Unfortunately, "organisation values" is sometimes an initiative suggested by a management consultant, the communications department or the HR department, and it sounds like a "good thing to do". But if done hastily, without enough management time and attention, there is no buy-in and common understanding among large sections of the organisation. Not surprisingly, in such cases, it never gets farther than some power-point presentations, and posters and honourable mentions in the induction programme. Even more dangerous, it can actually create cynicism when the senior leadership is not seen to be living up to and abiding by the values of the organisation.

But let us say that we are in an organisation where the top management actually has a common set of values and it wants the same values reflected in its ways of working. Red Dot certainly appears to be in this category, which is laudable. Mahir has created a team, which has the same values of fair play and mutual trust as he does. This is the first step in creating an organisation that not only has common values, but actually lives by them. However, it is not clear if the values at Red Dot have been defined clearly in the organisation and shared with employees, vendors and partners; this would have then enabled a path for Indira to discuss with HeadsUp, and she should have.

An organisation, which is committed to its values should look at the following aspects:

Start with the top team and ensure buy in: Values, which drive culture, have to be led from the top. The leadership team has to be cohesive in what it truly believes in. Sometimes, the leadership team may be a disparate set of people with different value systems. It is worthwhile for the top team to spend time together, to arrive at what they are willing to sign up for as a team. When there is a new recruit into the top team, the alignment with these values should be a crucial determinant in the selection process.

Keep it simple: three-four key values — defined well in terms of what they mean, how does it manifest in behaviour, what behaviours will not be tolerated — is the next step. This is not a laundry list of all worthwhile values but the crucial few that is most important for the organisation for its long-term sustainability and growth.

Some organisations make this a part of their "business principles" or part of their mission statement. What is important is to provide clarity on what we stand for and what we will not tolerate — in our employees and in our partners.

_Recorded information_
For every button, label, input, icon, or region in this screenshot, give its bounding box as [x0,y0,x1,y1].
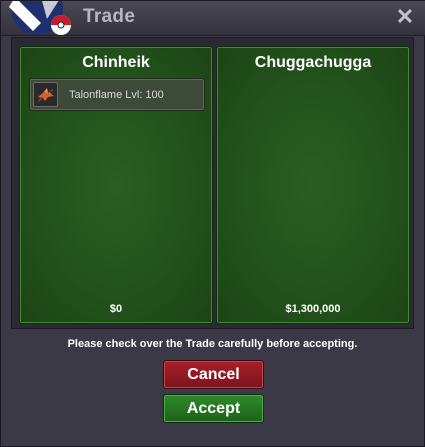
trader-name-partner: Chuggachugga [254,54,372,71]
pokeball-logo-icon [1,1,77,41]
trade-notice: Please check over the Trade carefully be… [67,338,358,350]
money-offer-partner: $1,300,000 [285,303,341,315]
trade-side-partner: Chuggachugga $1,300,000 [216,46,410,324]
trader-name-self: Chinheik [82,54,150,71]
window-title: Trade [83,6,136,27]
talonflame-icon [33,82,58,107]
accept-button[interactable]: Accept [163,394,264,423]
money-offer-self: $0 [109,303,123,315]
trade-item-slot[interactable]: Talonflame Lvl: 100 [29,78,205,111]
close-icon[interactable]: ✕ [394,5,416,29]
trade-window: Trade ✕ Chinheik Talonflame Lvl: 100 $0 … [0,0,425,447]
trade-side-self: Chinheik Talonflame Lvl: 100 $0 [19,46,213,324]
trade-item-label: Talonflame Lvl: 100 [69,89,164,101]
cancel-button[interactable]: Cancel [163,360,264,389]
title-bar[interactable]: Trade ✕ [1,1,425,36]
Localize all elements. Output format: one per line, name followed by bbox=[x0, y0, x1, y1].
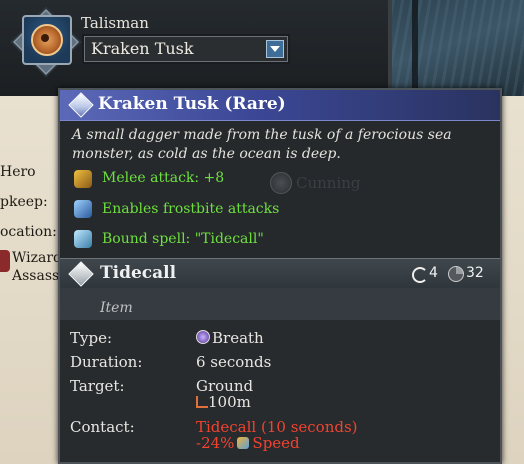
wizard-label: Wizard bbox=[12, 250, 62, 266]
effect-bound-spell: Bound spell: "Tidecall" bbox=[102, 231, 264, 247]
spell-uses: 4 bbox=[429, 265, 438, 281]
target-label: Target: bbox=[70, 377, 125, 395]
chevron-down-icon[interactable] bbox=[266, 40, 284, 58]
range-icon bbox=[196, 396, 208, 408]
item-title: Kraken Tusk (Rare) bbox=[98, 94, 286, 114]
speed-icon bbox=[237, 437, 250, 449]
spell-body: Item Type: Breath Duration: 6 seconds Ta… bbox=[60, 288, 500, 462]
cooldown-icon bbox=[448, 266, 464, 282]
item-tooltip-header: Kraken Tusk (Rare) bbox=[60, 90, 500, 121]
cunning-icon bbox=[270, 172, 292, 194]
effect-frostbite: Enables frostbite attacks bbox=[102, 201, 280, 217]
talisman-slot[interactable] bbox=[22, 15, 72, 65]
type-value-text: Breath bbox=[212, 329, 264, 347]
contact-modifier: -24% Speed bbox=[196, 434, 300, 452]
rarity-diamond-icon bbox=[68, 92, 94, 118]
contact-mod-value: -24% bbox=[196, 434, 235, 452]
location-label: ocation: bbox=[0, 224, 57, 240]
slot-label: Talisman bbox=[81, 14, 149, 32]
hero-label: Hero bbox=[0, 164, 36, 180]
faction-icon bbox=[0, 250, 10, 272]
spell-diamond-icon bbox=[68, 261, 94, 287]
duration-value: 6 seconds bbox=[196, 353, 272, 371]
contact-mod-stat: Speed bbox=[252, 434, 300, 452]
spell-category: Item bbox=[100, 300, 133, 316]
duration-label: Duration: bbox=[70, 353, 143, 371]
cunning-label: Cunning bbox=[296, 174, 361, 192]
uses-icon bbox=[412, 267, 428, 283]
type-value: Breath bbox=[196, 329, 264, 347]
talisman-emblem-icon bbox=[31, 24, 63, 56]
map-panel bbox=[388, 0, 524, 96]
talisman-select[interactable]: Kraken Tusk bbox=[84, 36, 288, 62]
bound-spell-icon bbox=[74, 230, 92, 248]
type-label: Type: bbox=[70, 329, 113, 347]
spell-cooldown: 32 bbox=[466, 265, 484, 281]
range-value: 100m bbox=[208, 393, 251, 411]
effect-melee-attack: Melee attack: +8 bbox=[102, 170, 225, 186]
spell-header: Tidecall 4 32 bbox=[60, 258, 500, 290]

_Tasks to perform_
1/ In the passage on organizational values above, translate the sentence "The leadership team has to be cohesive in what it truly believes in." into French.
2/ Transcribe the stretch of rows from the first row through the row containing "Localize all elements.", both included, omitting any picture placeholders.

_Expected results_
1/ L'équipe de direction doit être cohérente dans ce en quoi elle croit vraiment.

2/
For every button, label, input, icon, or region in this screenshot, give its bounding box as [x0,y0,x1,y1].
trader-name-partner: Chuggachugga [254,54,372,71]
pokeball-logo-icon [1,1,77,41]
trade-notice: Please check over the Trade carefully be… [67,338,358,350]
money-offer-partner: $1,300,000 [285,303,341,315]
trade-side-partner: Chuggachugga $1,300,000 [216,46,410,324]
trader-name-self: Chinheik [82,54,150,71]
window-title: Trade [83,6,136,27]
talonflame-icon [33,82,58,107]
accept-button[interactable]: Accept [163,394,264,423]
money-offer-self: $0 [109,303,123,315]
trade-item-slot[interactable]: Talonflame Lvl: 100 [29,78,205,111]
close-icon[interactable]: ✕ [394,5,416,29]
trade-window: Trade ✕ Chinheik Talonflame Lvl: 100 $0 … [0,0,425,447]
trade-side-self: Chinheik Talonflame Lvl: 100 $0 [19,46,213,324]
trade-item-label: Talonflame Lvl: 100 [69,89,164,101]
cancel-button[interactable]: Cancel [163,360,264,389]
title-bar[interactable]: Trade ✕ [1,1,425,36]
Localize all elements. Output format: one per line, name followed by bbox=[x0, y0, x1, y1].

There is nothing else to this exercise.